# Dataset start

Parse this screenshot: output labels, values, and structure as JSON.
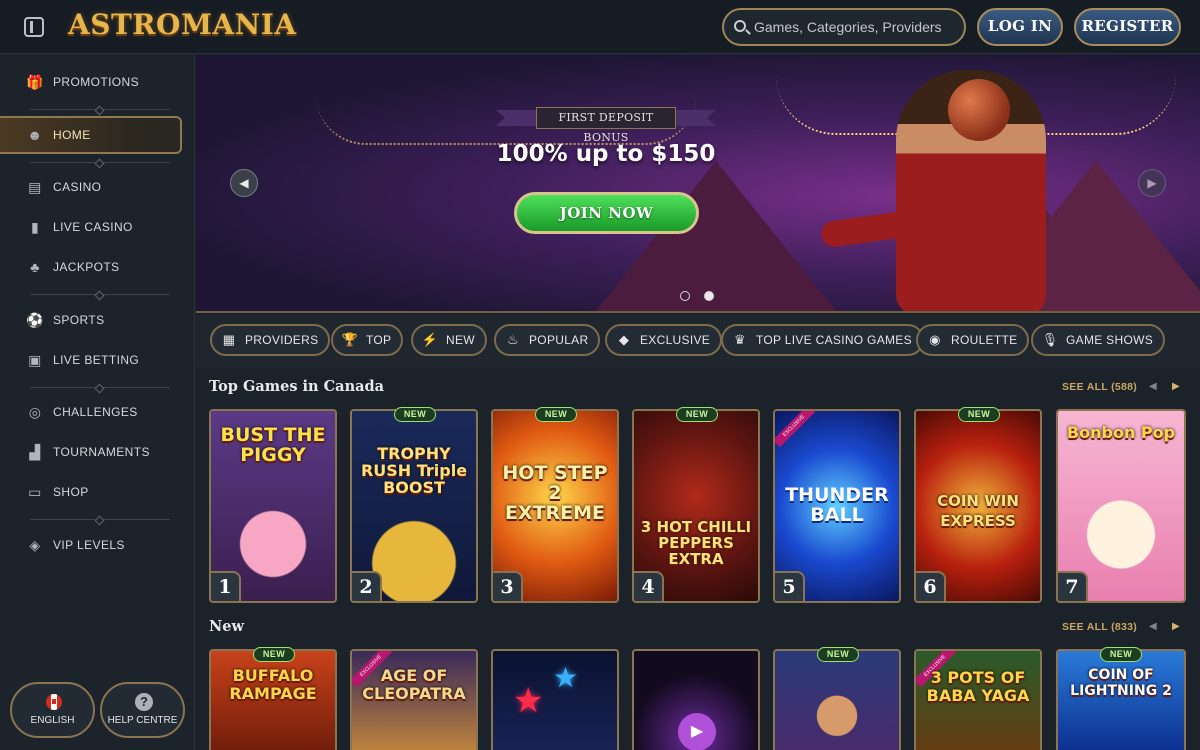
{
  "header": {
    "logo": "ASTROMANIA",
    "search_placeholder": "Games, Categories, Providers",
    "login_label": "LOG IN",
    "register_label": "REGISTER"
  },
  "sidebar": {
    "items": [
      {
        "label": "PROMOTIONS",
        "icon": "gift-icon"
      },
      {
        "label": "HOME",
        "icon": "home-icon",
        "active": true
      },
      {
        "label": "CASINO",
        "icon": "slot-machine-icon"
      },
      {
        "label": "LIVE CASINO",
        "icon": "card-icon"
      },
      {
        "label": "JACKPOTS",
        "icon": "clover-icon"
      },
      {
        "label": "SPORTS",
        "icon": "soccer-ball-icon"
      },
      {
        "label": "LIVE BETTING",
        "icon": "live-icon"
      },
      {
        "label": "CHALLENGES",
        "icon": "target-icon"
      },
      {
        "label": "TOURNAMENTS",
        "icon": "podium-icon"
      },
      {
        "label": "SHOP",
        "icon": "chest-icon"
      },
      {
        "label": "VIP LEVELS",
        "icon": "diamond-icon"
      }
    ],
    "language_label": "ENGLISH",
    "help_label": "HELP CENTRE",
    "help_icon_text": "?"
  },
  "hero": {
    "bonus_title": "FIRST DEPOSIT BONUS",
    "bonus_amount": "100% up to $150",
    "cta_label": "JOIN NOW",
    "prev_arrow": "◀",
    "next_arrow": "▶",
    "slides_total": 2,
    "active_slide": 2
  },
  "categories": [
    {
      "label": "PROVIDERS",
      "icon": "providers-icon",
      "glyph": "▦"
    },
    {
      "label": "TOP",
      "icon": "trophy-icon",
      "glyph": "🏆"
    },
    {
      "label": "NEW",
      "icon": "lightning-icon",
      "glyph": "⚡"
    },
    {
      "label": "POPULAR",
      "icon": "flame-icon",
      "glyph": "♨"
    },
    {
      "label": "EXCLUSIVE",
      "icon": "diamond-icon",
      "glyph": "◆"
    },
    {
      "label": "TOP LIVE CASINO GAMES",
      "icon": "crown-icon",
      "glyph": "♛"
    },
    {
      "label": "ROULETTE",
      "icon": "roulette-icon",
      "glyph": "◉"
    },
    {
      "label": "GAME SHOWS",
      "icon": "microphone-icon",
      "glyph": "🎙"
    }
  ],
  "top_games": {
    "title": "Top Games in Canada",
    "see_all": "SEE ALL (588)",
    "games": [
      {
        "name": "BUST THE PIGGY",
        "rank": "1",
        "new": false,
        "exclusive": false
      },
      {
        "name": "TROPHY RUSH Triple BOOST",
        "rank": "2",
        "new": true,
        "exclusive": false
      },
      {
        "name": "HOT STEP 2 EXTREME",
        "rank": "3",
        "new": true,
        "exclusive": false
      },
      {
        "name": "3 HOT CHILLI PEPPERS EXTRA",
        "rank": "4",
        "new": true,
        "exclusive": false
      },
      {
        "name": "THUNDER BALL",
        "rank": "5",
        "new": false,
        "exclusive": true
      },
      {
        "name": "COIN WIN EXPRESS",
        "rank": "6",
        "new": true,
        "exclusive": false
      },
      {
        "name": "Bonbon Pop",
        "rank": "7",
        "new": false,
        "exclusive": false
      }
    ]
  },
  "new_games": {
    "title": "New",
    "see_all": "SEE ALL (833)",
    "games": [
      {
        "name": "BUFFALO RAMPAGE",
        "new": true,
        "exclusive": false
      },
      {
        "name": "AGE OF CLEOPATRA",
        "new": false,
        "exclusive": true
      },
      {
        "name": "",
        "new": false,
        "exclusive": false
      },
      {
        "name": "",
        "new": false,
        "exclusive": false
      },
      {
        "name": "",
        "new": true,
        "exclusive": false
      },
      {
        "name": "3 POTS OF BABA YAGA",
        "new": false,
        "exclusive": true
      },
      {
        "name": "COIN OF LIGHTNING 2",
        "new": true,
        "exclusive": false
      }
    ]
  },
  "labels": {
    "new_badge": "NEW",
    "exclusive_badge": "EXCLUSIVE"
  },
  "colors": {
    "accent_gold": "#c9a85e",
    "join_green": "#2ec43e",
    "login_blue": "#2c4a6e"
  }
}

# Dataset end

*Exercise directions*:
State the number of lines in the data that include the string "rank", and add nothing else.

*Solved exercise*:
7